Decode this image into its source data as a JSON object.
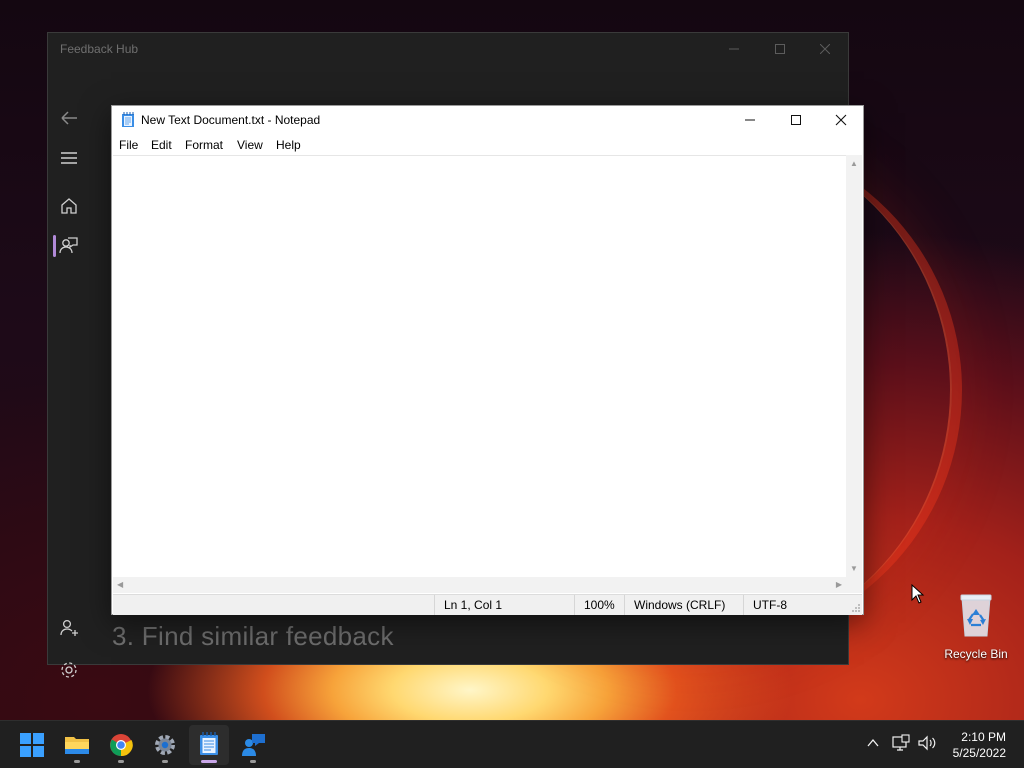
{
  "feedback_hub": {
    "title": "Feedback Hub",
    "bottom_text": "3. Find similar feedback"
  },
  "notepad": {
    "title": "New Text Document.txt - Notepad",
    "menu": [
      "File",
      "Edit",
      "Format",
      "View",
      "Help"
    ],
    "content": "",
    "status": {
      "position": "Ln 1, Col 1",
      "zoom": "100%",
      "line_ending": "Windows (CRLF)",
      "encoding": "UTF-8"
    }
  },
  "desktop": {
    "recycle_bin_label": "Recycle Bin"
  },
  "taskbar": {
    "apps": [
      "start-icon",
      "file-explorer-icon",
      "chrome-icon",
      "settings-icon",
      "notepad-icon",
      "feedback-hub-icon"
    ],
    "active_app": "notepad-icon",
    "time": "2:10 PM",
    "date": "5/25/2022"
  },
  "colors": {
    "accent": "#c9a7e8",
    "feedback_hub_bg": "#202020",
    "taskbar_bg": "#202020"
  }
}
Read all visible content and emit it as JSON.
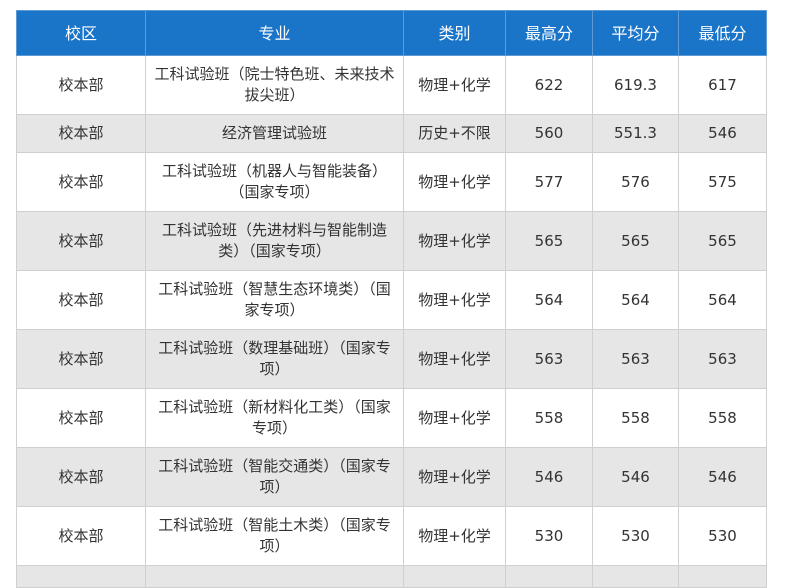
{
  "table": {
    "headers": [
      "校区",
      "专业",
      "类别",
      "最高分",
      "平均分",
      "最低分"
    ],
    "rows": [
      {
        "campus": "校本部",
        "major": "工科试验班（院士特色班、未来技术拔尖班）",
        "category": "物理+化学",
        "max": "622",
        "avg": "619.3",
        "min": "617"
      },
      {
        "campus": "校本部",
        "major": "经济管理试验班",
        "category": "历史+不限",
        "max": "560",
        "avg": "551.3",
        "min": "546"
      },
      {
        "campus": "校本部",
        "major": "工科试验班（机器人与智能装备）（国家专项）",
        "category": "物理+化学",
        "max": "577",
        "avg": "576",
        "min": "575"
      },
      {
        "campus": "校本部",
        "major": "工科试验班（先进材料与智能制造类）（国家专项）",
        "category": "物理+化学",
        "max": "565",
        "avg": "565",
        "min": "565"
      },
      {
        "campus": "校本部",
        "major": "工科试验班（智慧生态环境类）（国家专项）",
        "category": "物理+化学",
        "max": "564",
        "avg": "564",
        "min": "564"
      },
      {
        "campus": "校本部",
        "major": "工科试验班（数理基础班）（国家专项）",
        "category": "物理+化学",
        "max": "563",
        "avg": "563",
        "min": "563"
      },
      {
        "campus": "校本部",
        "major": "工科试验班（新材料化工类）（国家专项）",
        "category": "物理+化学",
        "max": "558",
        "avg": "558",
        "min": "558"
      },
      {
        "campus": "校本部",
        "major": "工科试验班（智能交通类）（国家专项）",
        "category": "物理+化学",
        "max": "546",
        "avg": "546",
        "min": "546"
      },
      {
        "campus": "校本部",
        "major": "工科试验班（智能土木类）（国家专项）",
        "category": "物理+化学",
        "max": "530",
        "avg": "530",
        "min": "530"
      }
    ]
  }
}
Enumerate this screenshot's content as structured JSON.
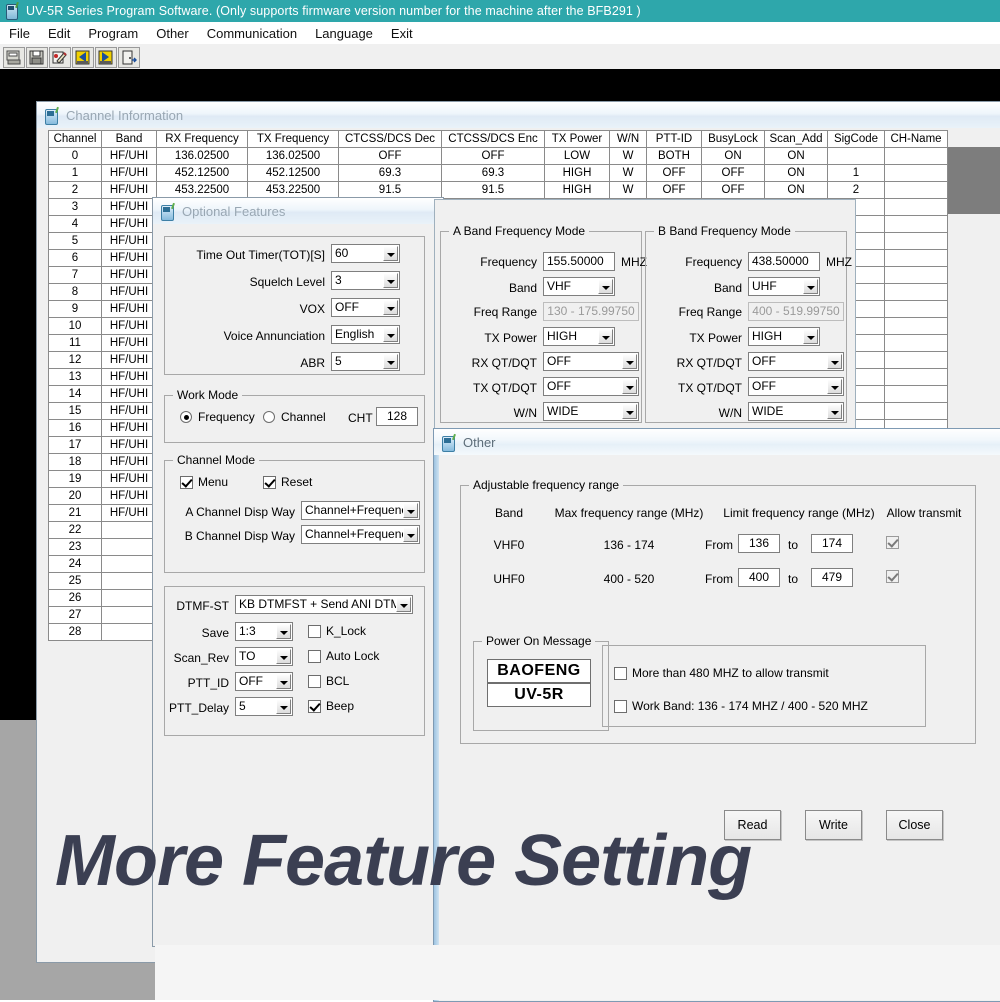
{
  "app": {
    "title": "UV-5R Series Program Software. (Only supports firmware version number for the machine after the BFB291 )",
    "menu": [
      "File",
      "Edit",
      "Program",
      "Other",
      "Communication",
      "Language",
      "Exit"
    ],
    "toolbar_icons": [
      "open-icon",
      "save-icon",
      "edit-icon",
      "read-from-radio-icon",
      "write-to-radio-icon",
      "exit-icon"
    ]
  },
  "watermark": "More Feature Setting",
  "channel_window": {
    "title": "Channel Information",
    "columns": [
      "Channel",
      "Band",
      "RX Frequency",
      "TX Frequency",
      "CTCSS/DCS Dec",
      "CTCSS/DCS Enc",
      "TX Power",
      "W/N",
      "PTT-ID",
      "BusyLock",
      "Scan_Add",
      "SigCode",
      "CH-Name"
    ],
    "rows": [
      {
        "channel": "0",
        "band": "HF/UHI",
        "rx": "136.02500",
        "tx": "136.02500",
        "dec": "OFF",
        "enc": "OFF",
        "power": "LOW",
        "wn": "W",
        "ptt": "BOTH",
        "busy": "ON",
        "scan": "ON",
        "sig": "",
        "name": ""
      },
      {
        "channel": "1",
        "band": "HF/UHI",
        "rx": "452.12500",
        "tx": "452.12500",
        "dec": "69.3",
        "enc": "69.3",
        "power": "HIGH",
        "wn": "W",
        "ptt": "OFF",
        "busy": "OFF",
        "scan": "ON",
        "sig": "1",
        "name": ""
      },
      {
        "channel": "2",
        "band": "HF/UHI",
        "rx": "453.22500",
        "tx": "453.22500",
        "dec": "91.5",
        "enc": "91.5",
        "power": "HIGH",
        "wn": "W",
        "ptt": "OFF",
        "busy": "OFF",
        "scan": "ON",
        "sig": "2",
        "name": ""
      }
    ],
    "short_rows": [
      {
        "channel": "3",
        "band": "HF/UHI"
      },
      {
        "channel": "4",
        "band": "HF/UHI"
      },
      {
        "channel": "5",
        "band": "HF/UHI"
      },
      {
        "channel": "6",
        "band": "HF/UHI"
      },
      {
        "channel": "7",
        "band": "HF/UHI"
      },
      {
        "channel": "8",
        "band": "HF/UHI"
      },
      {
        "channel": "9",
        "band": "HF/UHI"
      },
      {
        "channel": "10",
        "band": "HF/UHI"
      },
      {
        "channel": "11",
        "band": "HF/UHI"
      },
      {
        "channel": "12",
        "band": "HF/UHI"
      },
      {
        "channel": "13",
        "band": "HF/UHI"
      },
      {
        "channel": "14",
        "band": "HF/UHI"
      },
      {
        "channel": "15",
        "band": "HF/UHI"
      },
      {
        "channel": "16",
        "band": "HF/UHI"
      },
      {
        "channel": "17",
        "band": "HF/UHI"
      },
      {
        "channel": "18",
        "band": "HF/UHI"
      },
      {
        "channel": "19",
        "band": "HF/UHI"
      },
      {
        "channel": "20",
        "band": "HF/UHI"
      },
      {
        "channel": "21",
        "band": "HF/UHI"
      },
      {
        "channel": "22",
        "band": ""
      },
      {
        "channel": "23",
        "band": ""
      },
      {
        "channel": "24",
        "band": ""
      },
      {
        "channel": "25",
        "band": ""
      },
      {
        "channel": "26",
        "band": ""
      },
      {
        "channel": "27",
        "band": ""
      },
      {
        "channel": "28",
        "band": ""
      }
    ]
  },
  "optional_window": {
    "title": "Optional Features",
    "settings": {
      "tot_label": "Time Out Timer(TOT)[S]",
      "tot_value": "60",
      "squelch_label": "Squelch Level",
      "squelch_value": "3",
      "vox_label": "VOX",
      "vox_value": "OFF",
      "voice_label": "Voice Annunciation",
      "voice_value": "English",
      "abr_label": "ABR",
      "abr_value": "5"
    },
    "work_mode": {
      "title": "Work Mode",
      "frequency_label": "Frequency",
      "channel_label": "Channel",
      "selected": "Frequency",
      "cht_label": "CHT",
      "cht_value": "128"
    },
    "channel_mode": {
      "title": "Channel Mode",
      "menu_label": "Menu",
      "menu_checked": true,
      "reset_label": "Reset",
      "reset_checked": true,
      "a_disp_label": "A Channel Disp Way",
      "a_disp_value": "Channel+Frequency",
      "b_disp_label": "B Channel Disp Way",
      "b_disp_value": "Channel+Frequency"
    },
    "dtmf": {
      "dtmfst_label": "DTMF-ST",
      "dtmfst_value": "KB DTMFST + Send ANI DTM",
      "save_label": "Save",
      "save_value": "1:3",
      "scanrev_label": "Scan_Rev",
      "scanrev_value": "TO",
      "pttid_label": "PTT_ID",
      "pttid_value": "OFF",
      "pttdelay_label": "PTT_Delay",
      "pttdelay_value": "5",
      "klock_label": "K_Lock",
      "klock_checked": false,
      "autolock_label": "Auto Lock",
      "autolock_checked": false,
      "bcl_label": "BCL",
      "bcl_checked": false,
      "beep_label": "Beep",
      "beep_checked": true
    }
  },
  "band_a": {
    "title": "A Band Frequency Mode",
    "frequency_label": "Frequency",
    "frequency_value": "155.50000",
    "unit": "MHZ",
    "band_label": "Band",
    "band_value": "VHF",
    "range_label": "Freq Range",
    "range_value": "130 - 175.99750",
    "power_label": "TX Power",
    "power_value": "HIGH",
    "rxqt_label": "RX QT/DQT",
    "rxqt_value": "OFF",
    "txqt_label": "TX QT/DQT",
    "txqt_value": "OFF",
    "wn_label": "W/N",
    "wn_value": "WIDE"
  },
  "band_b": {
    "title": "B Band Frequency Mode",
    "frequency_label": "Frequency",
    "frequency_value": "438.50000",
    "unit": "MHZ",
    "band_label": "Band",
    "band_value": "UHF",
    "range_label": "Freq Range",
    "range_value": "400 - 519.99750",
    "power_label": "TX Power",
    "power_value": "HIGH",
    "rxqt_label": "RX QT/DQT",
    "rxqt_value": "OFF",
    "txqt_label": "TX QT/DQT",
    "txqt_value": "OFF",
    "wn_label": "W/N",
    "wn_value": "WIDE"
  },
  "other_window": {
    "title": "Other",
    "adjustable": {
      "title": "Adjustable  frequency  range",
      "headers": {
        "band": "Band",
        "max": "Max frequency range (MHz)",
        "limit": "Limit frequency range (MHz)",
        "allow": "Allow transmit"
      },
      "from_label": "From",
      "to_label": "to",
      "rows": [
        {
          "band": "VHF0",
          "max": "136 - 174",
          "from": "136",
          "to": "174",
          "allow": true
        },
        {
          "band": "UHF0",
          "max": "400 - 520",
          "from": "400",
          "to": "479",
          "allow": true
        }
      ]
    },
    "power_on": {
      "title": "Power On Message",
      "line1": "BAOFENG",
      "line2": "UV-5R"
    },
    "options": {
      "opt1_label": "More than 480 MHZ to allow transmit",
      "opt1_checked": false,
      "opt2_label": "Work Band: 136 - 174 MHZ / 400 - 520 MHZ",
      "opt2_checked": false
    },
    "buttons": {
      "read": "Read",
      "write": "Write",
      "close": "Close"
    }
  },
  "colors": {
    "titlebar": "#2ea7ab",
    "window_bg": "#f0f0f0",
    "watermark": "#3b3f52",
    "backdrop": "#000000"
  }
}
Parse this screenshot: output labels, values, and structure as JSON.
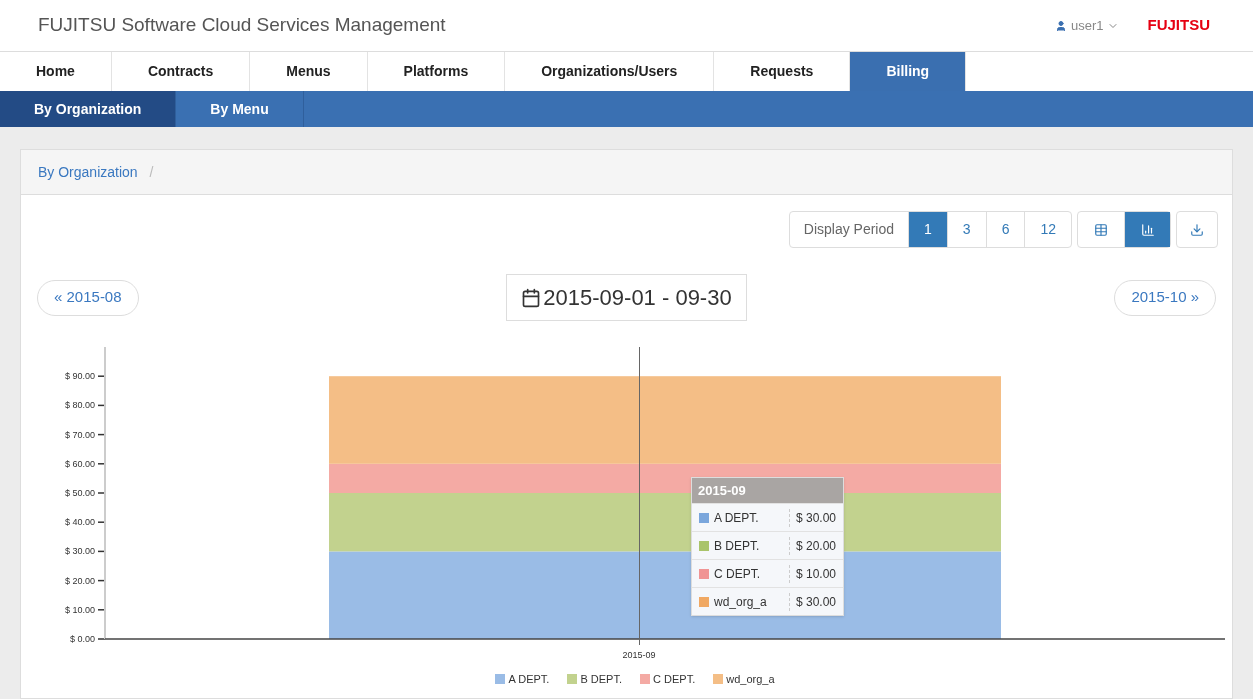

+ + +

#### [Exercise brief]
State only how many lines in the material include "国家专项".

#### [The reply]
7